> **WHAT YOU ARE ASKED TO DO**
Reproduce the material in full, unchanged.

··· DATA ···

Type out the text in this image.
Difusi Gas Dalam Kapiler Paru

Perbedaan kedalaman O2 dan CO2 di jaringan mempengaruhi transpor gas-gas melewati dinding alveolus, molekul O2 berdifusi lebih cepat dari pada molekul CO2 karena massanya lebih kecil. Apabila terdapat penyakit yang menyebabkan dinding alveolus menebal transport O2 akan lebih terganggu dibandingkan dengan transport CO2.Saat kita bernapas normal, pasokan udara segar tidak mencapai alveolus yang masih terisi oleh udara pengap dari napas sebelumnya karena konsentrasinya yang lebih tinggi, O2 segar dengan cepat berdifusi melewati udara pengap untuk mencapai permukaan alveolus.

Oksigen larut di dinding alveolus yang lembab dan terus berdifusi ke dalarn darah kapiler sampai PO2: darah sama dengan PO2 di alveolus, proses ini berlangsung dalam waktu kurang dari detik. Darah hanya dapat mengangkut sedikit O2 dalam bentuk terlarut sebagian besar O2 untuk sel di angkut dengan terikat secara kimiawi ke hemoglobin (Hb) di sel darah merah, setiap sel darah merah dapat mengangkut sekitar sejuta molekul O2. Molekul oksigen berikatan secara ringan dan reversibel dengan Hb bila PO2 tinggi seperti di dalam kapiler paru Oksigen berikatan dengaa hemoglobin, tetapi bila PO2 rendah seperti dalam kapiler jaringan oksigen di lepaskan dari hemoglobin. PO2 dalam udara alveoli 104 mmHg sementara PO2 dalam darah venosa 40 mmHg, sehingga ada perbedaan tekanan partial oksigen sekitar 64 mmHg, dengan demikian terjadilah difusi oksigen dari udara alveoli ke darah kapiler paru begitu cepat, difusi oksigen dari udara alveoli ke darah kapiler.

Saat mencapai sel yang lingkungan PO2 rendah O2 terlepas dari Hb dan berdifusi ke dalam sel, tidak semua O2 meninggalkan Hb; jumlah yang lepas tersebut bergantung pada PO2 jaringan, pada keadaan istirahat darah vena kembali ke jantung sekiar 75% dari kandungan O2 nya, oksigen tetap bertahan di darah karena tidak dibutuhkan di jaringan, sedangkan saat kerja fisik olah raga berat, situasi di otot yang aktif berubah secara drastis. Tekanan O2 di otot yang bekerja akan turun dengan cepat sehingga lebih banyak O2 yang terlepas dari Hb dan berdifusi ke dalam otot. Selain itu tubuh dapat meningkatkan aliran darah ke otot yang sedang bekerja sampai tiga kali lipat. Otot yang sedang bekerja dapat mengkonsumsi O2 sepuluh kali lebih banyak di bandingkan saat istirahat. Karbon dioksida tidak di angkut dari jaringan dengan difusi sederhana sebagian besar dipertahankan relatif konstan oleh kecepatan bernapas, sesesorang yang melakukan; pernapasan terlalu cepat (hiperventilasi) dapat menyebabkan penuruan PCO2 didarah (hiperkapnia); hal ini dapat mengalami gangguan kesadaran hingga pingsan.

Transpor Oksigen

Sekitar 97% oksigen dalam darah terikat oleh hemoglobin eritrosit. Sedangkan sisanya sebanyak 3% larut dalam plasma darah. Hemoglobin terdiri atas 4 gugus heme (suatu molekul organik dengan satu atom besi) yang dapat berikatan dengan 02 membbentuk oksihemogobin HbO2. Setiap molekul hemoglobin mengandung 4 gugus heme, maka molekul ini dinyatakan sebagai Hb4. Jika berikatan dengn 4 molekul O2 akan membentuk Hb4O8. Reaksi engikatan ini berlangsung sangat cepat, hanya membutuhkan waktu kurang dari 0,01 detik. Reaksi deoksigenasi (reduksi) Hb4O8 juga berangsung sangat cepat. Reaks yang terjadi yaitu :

···

> **COMPLETE RESPONSE**
Type out the text in this image.
Difusi Gas Dalam Kapiler Paru

Perbedaan kedalaman O2 dan CO2 di jaringan mempengaruhi transpor gas-gas melewati dinding alveolus, molekul O2 berdifusi lebih cepat dari pada molekul CO2 karena massanya lebih kecil. Apabila terdapat penyakit yang menyebabkan dinding alveolus menebal transport O2 akan lebih terganggu dibandingkan dengan transport CO2.Saat kita bernapas normal, pasokan udara segar tidak mencapai alveolus yang masih terisi oleh udara pengap dari napas sebelumnya karena konsentrasinya yang lebih tinggi, O2 segar dengan cepat berdifusi melewati udara pengap untuk mencapai permukaan alveolus.

Oksigen larut di dinding alveolus yang lembab dan terus berdifusi ke dalarn darah kapiler sampai PO2: darah sama dengan PO2 di alveolus, proses ini berlangsung dalam waktu kurang dari detik. Darah hanya dapat mengangkut sedikit O2 dalam bentuk terlarut sebagian besar O2 untuk sel di angkut dengan terikat secara kimiawi ke hemoglobin (Hb) di sel darah merah, setiap sel darah merah dapat mengangkut sekitar sejuta molekul O2. Molekul oksigen berikatan secara ringan dan reversibel dengan Hb bila PO2 tinggi seperti di dalam kapiler paru Oksigen berikatan dengaa hemoglobin, tetapi bila PO2 rendah seperti dalam kapiler jaringan oksigen di lepaskan dari hemoglobin. PO2 dalam udara alveoli 104 mmHg sementara PO2 dalam darah venosa 40 mmHg, sehingga ada perbedaan tekanan partial oksigen sekitar 64 mmHg, dengan demikian terjadilah difusi oksigen dari udara alveoli ke darah kapiler paru begitu cepat, difusi oksigen dari udara alveoli ke darah kapiler.

Saat mencapai sel yang lingkungan PO2 rendah O2 terlepas dari Hb dan berdifusi ke dalam sel, tidak semua O2 meninggalkan Hb; jumlah yang lepas tersebut bergantung pada PO2 jaringan, pada keadaan istirahat darah vena kembali ke jantung sekiar 75% dari kandungan O2 nya, oksigen tetap bertahan di darah karena tidak dibutuhkan di jaringan, sedangkan saat kerja fisik olah raga berat, situasi di otot yang aktif berubah secara drastis. Tekanan O2 di otot yang bekerja akan turun dengan cepat sehingga lebih banyak O2 yang terlepas dari Hb dan berdifusi ke dalam otot. Selain itu tubuh dapat meningkatkan aliran darah ke otot yang sedang bekerja sampai tiga kali lipat. Otot yang sedang bekerja dapat mengkonsumsi O2 sepuluh kali lebih banyak di bandingkan saat istirahat. Karbon dioksida tidak di angkut dari jaringan dengan difusi sederhana sebagian besar dipertahankan relatif konstan oleh kecepatan bernapas, sesesorang yang melakukan; pernapasan terlalu cepat (hiperventilasi) dapat menyebabkan penuruan PCO2 didarah (hiperkapnia); hal ini dapat mengalami gangguan kesadaran hingga pingsan.

Transpor Oksigen

Sekitar 97% oksigen dalam darah terikat oleh hemoglobin eritrosit. Sedangkan sisanya sebanyak 3% larut dalam plasma darah. Hemoglobin terdiri atas 4 gugus heme (suatu molekul organik dengan satu atom besi) yang dapat berikatan dengan 02 membbentuk oksihemogobin HbO2. Setiap molekul hemoglobin mengandung 4 gugus heme, maka molekul ini dinyatakan sebagai Hb4. Jika berikatan dengn 4 molekul O2 akan membentuk Hb4O8. Reaksi engikatan ini berlangsung sangat cepat, hanya membutuhkan waktu kurang dari 0,01 detik. Reaksi deoksigenasi (reduksi) Hb4O8 juga berangsung sangat cepat. Reaks yang terjadi yaitu :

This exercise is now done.